Task input>
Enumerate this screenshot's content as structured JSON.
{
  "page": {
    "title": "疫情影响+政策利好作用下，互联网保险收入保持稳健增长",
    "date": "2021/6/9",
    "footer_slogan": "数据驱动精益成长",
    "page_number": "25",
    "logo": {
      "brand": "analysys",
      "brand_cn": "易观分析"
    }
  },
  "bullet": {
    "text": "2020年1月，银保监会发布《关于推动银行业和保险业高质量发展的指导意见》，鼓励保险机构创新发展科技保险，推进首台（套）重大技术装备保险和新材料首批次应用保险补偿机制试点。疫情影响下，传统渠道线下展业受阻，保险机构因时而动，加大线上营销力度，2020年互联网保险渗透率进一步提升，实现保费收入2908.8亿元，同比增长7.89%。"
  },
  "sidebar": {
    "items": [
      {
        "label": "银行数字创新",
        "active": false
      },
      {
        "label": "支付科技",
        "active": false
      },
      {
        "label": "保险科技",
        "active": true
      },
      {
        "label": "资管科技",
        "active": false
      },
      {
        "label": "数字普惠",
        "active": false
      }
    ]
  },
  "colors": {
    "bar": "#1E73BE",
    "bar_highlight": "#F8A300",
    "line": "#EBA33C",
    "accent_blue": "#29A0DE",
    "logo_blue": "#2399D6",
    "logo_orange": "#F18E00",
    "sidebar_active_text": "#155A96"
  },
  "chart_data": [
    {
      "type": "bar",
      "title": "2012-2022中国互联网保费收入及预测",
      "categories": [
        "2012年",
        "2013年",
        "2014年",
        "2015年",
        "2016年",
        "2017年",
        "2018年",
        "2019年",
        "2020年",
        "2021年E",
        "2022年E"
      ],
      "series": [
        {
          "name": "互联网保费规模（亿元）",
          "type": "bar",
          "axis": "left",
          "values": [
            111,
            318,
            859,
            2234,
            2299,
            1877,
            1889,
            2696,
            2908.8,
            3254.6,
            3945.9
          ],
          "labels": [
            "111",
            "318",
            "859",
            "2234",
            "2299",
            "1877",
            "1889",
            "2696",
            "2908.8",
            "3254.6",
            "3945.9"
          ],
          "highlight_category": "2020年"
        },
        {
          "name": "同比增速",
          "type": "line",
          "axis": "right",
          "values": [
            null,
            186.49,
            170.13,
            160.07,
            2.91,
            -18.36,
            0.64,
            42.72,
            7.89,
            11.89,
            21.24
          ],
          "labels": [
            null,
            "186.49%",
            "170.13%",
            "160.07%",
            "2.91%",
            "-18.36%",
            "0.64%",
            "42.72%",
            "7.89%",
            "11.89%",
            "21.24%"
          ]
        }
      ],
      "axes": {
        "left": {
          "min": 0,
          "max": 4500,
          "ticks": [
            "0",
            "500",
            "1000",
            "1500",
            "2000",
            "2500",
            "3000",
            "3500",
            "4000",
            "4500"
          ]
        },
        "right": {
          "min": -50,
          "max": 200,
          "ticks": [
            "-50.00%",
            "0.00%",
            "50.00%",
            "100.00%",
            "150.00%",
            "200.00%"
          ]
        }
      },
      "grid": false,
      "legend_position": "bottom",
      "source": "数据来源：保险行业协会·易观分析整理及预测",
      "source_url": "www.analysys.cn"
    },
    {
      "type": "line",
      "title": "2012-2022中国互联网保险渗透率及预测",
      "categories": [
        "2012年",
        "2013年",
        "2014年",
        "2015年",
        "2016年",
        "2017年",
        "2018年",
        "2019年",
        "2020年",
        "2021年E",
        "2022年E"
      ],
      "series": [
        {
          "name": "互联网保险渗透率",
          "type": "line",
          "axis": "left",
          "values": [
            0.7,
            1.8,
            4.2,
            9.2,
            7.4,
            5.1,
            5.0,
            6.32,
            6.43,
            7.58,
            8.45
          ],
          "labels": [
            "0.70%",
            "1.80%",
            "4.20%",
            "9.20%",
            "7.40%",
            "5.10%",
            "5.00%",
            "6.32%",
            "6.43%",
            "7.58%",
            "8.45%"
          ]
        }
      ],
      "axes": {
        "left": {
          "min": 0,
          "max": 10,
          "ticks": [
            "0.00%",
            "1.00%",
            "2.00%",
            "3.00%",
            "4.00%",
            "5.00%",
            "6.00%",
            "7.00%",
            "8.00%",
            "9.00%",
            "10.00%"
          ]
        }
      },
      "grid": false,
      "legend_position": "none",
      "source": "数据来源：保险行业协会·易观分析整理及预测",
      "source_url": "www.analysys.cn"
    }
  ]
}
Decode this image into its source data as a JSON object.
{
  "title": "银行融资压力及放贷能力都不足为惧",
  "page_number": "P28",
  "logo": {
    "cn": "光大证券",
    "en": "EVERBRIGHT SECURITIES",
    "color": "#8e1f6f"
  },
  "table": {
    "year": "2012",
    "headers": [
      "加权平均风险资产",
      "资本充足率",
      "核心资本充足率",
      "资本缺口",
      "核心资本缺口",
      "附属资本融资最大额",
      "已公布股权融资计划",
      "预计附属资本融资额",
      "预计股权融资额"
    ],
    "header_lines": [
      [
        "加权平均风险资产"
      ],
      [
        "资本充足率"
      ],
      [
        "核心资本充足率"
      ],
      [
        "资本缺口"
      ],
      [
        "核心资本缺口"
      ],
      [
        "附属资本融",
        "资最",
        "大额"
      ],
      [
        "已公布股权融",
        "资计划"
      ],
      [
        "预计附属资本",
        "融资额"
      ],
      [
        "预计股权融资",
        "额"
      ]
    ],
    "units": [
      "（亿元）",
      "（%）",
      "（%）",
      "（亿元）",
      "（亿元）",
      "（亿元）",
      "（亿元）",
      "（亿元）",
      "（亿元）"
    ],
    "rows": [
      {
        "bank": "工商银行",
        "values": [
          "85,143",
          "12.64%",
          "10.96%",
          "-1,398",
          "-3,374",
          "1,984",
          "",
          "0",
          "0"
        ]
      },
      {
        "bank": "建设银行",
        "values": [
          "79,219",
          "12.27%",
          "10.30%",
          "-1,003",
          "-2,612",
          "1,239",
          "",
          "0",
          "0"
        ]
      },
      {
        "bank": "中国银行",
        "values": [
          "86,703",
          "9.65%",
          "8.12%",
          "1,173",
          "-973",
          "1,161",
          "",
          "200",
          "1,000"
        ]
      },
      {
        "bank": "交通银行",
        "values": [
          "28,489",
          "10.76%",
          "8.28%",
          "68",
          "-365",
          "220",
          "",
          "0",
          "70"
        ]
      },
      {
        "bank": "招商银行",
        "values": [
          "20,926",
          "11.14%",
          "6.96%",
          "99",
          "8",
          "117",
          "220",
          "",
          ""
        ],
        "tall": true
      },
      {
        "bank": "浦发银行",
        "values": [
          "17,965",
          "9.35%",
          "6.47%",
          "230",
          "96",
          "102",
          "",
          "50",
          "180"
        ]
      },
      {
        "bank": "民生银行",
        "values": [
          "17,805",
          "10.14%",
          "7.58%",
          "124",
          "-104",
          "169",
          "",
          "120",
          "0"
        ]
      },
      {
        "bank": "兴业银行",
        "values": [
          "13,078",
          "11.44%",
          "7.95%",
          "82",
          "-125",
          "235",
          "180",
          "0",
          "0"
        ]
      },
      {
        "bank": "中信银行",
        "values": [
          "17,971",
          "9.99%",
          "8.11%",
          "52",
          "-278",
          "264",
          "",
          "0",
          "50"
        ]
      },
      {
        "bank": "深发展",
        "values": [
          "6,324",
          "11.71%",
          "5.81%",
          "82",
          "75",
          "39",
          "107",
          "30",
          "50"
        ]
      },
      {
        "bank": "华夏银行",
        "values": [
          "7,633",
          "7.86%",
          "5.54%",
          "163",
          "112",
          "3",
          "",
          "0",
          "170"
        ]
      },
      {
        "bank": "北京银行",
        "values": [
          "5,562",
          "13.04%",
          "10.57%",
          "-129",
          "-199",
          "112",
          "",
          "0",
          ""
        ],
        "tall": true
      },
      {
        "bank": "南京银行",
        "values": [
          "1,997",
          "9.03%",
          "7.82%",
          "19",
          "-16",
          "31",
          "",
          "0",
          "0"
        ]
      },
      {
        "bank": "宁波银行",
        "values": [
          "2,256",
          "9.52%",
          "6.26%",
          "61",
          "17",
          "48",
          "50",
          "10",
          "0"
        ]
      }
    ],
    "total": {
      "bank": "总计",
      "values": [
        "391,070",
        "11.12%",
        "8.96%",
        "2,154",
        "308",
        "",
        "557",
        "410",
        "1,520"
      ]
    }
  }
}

Objective>
Identify and extract each line of the listing that contains "type".

Complete response>
      "type": "bar",
          "type": "bar",
          "type": "line",
      "type": "line",
          "type": "line",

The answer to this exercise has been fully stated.